_ТЕКСТ ДОКУМЕНТА_
------------------------------------

Скандал вокруг возможного расформирования 31-й детской больницы Петербурга из-за планов создать на ее месте медицинский центр под нужды сотрудников Высшего и Арбитражного судов не утихает. Под петициями против этих планов подписываются десятки тысяч граждан, в Петербурге и Москве проходят пикеты протестующих, несколько депутатов законодательного собрания Петербурга обращаются «в инстанции», и даже из Госдумы слышны возражения.
Накал страстей объясним: больница, о которой идет речь, является одной из лучших в стране, в ней отлично работает онкологическое отделение, она неплохо оборудована, представляет собой слаженно работающий коллектив. Из-за центрального расположения и инфраструктуры она попадает в поле зрения управления делами президента, которому нужно обеспечить ведомственными услугами переводимые в Питер суды, и решение насчет нее представляется чиновникам-хозяйственникам чем-то само собой разумеющимся. А для нормальных граждан это чиновничий беспредел, зримо ухудшающий жизненные условия простых людей.
Власти реагируют. Не так агрессивно, как на протесты по многим другим поводам, скорее, с раздражением и недоумением. Им, очевидно, кажется, что дело рядовое, а недочеты мелкие.
Губернатор Петербурга Георгий Полтавченко предлагает «не спекулировать»: «нагнетание нездоровой атмосферы вокруг этого вопроса — это желание отдельных людей на несуществующей проблеме нажить себе политические дивиденды. Все интересы, и в первую очередь больных детей, при принятии решения будут учтены». Одновременно ответственные товарищи заявляют, что «решение еще не принято», «вопрос будет рассмотрен в феврале». В такой ситуации похоже, что 31-ю больницу удастся в конце концов отстоять. И это будет осязаемым результатом гражданской активности.
Этическое обоснование протеста против чиновников, с такой легкостью покушающихся на самое святое, очевидно. С учетом этого понятно, что моральные авторитеты — например, представители РПЦ — сочли нужным присоединить свой голос к оппонентам президентской администрации. И это негодование сильно своим моральным обоснованием. Не часто высказывающиеся по таким поводам представители РПЦ, например, почувствовали обязанность присоединить свой голос к оппонентам президентской администрации. Глава Синодального информационного отдела Московского патриархата Владимир Легойда заявил: «Полагаю, что судейское сообщество России, среди которого много достойных людей, сочтет для себя морально недопустимым получать медицинское обслуживание, если существует даже самая маленькая угроза, что при его организации пострадают дети, больные раком». Разумно.

------------------------------------

(Данные разбора макета страницы)
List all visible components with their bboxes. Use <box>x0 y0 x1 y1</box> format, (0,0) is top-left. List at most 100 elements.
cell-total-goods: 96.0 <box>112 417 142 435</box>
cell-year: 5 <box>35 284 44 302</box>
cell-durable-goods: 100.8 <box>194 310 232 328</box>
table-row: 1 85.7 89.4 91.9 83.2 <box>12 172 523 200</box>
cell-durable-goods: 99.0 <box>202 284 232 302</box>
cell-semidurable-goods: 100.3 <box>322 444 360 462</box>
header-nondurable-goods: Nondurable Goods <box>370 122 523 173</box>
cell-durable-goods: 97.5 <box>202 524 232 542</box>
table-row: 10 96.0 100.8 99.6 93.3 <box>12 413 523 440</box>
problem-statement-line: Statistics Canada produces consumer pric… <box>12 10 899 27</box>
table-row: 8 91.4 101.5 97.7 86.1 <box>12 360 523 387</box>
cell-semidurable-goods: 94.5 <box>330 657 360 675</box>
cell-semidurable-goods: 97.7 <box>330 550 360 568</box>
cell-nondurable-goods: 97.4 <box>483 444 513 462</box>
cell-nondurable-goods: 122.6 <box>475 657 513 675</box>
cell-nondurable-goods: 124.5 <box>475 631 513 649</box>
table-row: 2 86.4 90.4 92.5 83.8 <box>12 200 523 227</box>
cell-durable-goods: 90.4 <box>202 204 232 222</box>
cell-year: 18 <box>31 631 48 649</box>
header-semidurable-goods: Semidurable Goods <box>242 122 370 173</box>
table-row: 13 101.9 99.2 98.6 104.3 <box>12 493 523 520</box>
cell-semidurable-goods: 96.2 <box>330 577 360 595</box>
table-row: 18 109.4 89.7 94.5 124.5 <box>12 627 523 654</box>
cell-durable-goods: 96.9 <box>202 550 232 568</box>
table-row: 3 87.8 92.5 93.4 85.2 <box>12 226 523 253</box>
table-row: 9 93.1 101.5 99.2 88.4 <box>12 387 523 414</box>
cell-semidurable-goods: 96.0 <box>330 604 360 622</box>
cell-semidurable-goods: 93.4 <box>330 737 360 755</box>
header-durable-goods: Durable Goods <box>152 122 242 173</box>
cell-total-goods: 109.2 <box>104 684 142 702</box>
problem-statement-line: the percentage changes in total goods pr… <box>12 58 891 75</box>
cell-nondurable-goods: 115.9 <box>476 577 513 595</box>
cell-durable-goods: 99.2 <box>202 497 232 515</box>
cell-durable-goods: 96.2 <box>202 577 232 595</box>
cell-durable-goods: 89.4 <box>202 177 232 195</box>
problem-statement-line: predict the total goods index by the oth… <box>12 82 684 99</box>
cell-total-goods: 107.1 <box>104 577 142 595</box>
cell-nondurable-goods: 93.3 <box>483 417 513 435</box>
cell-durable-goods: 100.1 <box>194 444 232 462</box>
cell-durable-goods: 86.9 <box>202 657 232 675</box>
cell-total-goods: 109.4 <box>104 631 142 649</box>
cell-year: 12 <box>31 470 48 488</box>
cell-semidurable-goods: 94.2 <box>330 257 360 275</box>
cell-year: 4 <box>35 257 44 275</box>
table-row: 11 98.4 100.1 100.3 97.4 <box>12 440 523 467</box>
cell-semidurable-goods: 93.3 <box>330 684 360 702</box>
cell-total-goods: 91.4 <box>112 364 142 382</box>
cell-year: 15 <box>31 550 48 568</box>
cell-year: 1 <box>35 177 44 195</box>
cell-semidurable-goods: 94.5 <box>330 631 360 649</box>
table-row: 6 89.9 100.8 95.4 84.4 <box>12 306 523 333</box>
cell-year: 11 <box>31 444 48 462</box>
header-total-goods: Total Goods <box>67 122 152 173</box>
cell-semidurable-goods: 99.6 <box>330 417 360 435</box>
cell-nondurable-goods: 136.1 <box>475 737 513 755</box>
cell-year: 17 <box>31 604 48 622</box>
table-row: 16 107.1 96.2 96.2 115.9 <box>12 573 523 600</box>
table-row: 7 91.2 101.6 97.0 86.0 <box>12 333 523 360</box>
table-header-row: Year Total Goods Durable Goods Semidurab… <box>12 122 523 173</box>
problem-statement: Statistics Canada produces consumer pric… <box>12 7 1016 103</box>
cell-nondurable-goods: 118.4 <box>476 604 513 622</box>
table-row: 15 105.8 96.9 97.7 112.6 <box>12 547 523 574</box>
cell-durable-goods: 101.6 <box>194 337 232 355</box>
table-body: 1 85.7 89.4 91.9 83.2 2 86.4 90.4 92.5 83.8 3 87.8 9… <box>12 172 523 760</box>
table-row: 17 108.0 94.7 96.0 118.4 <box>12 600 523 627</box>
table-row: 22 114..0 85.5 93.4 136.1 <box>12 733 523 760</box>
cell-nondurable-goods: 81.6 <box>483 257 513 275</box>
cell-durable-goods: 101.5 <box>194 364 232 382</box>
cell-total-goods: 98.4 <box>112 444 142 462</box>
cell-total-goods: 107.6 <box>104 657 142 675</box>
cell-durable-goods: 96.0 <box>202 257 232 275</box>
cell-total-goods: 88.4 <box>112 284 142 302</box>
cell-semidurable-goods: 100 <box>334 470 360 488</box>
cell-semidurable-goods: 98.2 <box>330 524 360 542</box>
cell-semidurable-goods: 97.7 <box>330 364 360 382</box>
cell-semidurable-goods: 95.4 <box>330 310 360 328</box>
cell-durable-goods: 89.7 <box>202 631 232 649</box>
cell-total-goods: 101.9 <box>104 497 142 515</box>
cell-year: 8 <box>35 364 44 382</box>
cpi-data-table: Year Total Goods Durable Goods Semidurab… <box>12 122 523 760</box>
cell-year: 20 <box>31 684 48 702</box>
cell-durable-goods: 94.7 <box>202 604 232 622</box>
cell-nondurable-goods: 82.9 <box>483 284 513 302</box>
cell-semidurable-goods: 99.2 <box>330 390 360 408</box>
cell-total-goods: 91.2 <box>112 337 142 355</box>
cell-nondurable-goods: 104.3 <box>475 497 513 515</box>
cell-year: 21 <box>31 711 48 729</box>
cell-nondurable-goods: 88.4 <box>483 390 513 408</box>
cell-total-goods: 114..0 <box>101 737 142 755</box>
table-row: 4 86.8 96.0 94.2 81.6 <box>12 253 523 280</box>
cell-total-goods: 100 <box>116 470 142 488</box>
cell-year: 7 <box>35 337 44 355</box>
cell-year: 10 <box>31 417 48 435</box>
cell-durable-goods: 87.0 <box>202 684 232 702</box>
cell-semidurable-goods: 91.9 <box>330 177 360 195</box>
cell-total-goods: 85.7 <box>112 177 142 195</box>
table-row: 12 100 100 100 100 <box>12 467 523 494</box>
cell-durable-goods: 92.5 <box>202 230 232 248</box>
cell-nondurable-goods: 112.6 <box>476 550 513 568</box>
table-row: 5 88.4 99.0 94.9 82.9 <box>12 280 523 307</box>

------------------------------------

_ЗАДАНИЕ A_
Кто, согласно тексту о 31-й детской больнице, предложил «не спекулировать»?
_ЗАДАНИЕ B_
Переведите на английский язык предложение из текста о 31-й детской больнице: «Им, очевидно, кажется, что дело рядовое, а недочеты мелкие».

_РЕЗУЛЬТАТ ВЫПОЛНЕНИЯ A_
Губернатор Петербурга Георгий Полтавченко.

_РЕЗУЛЬТАТ ВЫПОЛНЕНИЯ B_
Evidently, it seems to them that the matter is routine and the shortcomings are minor.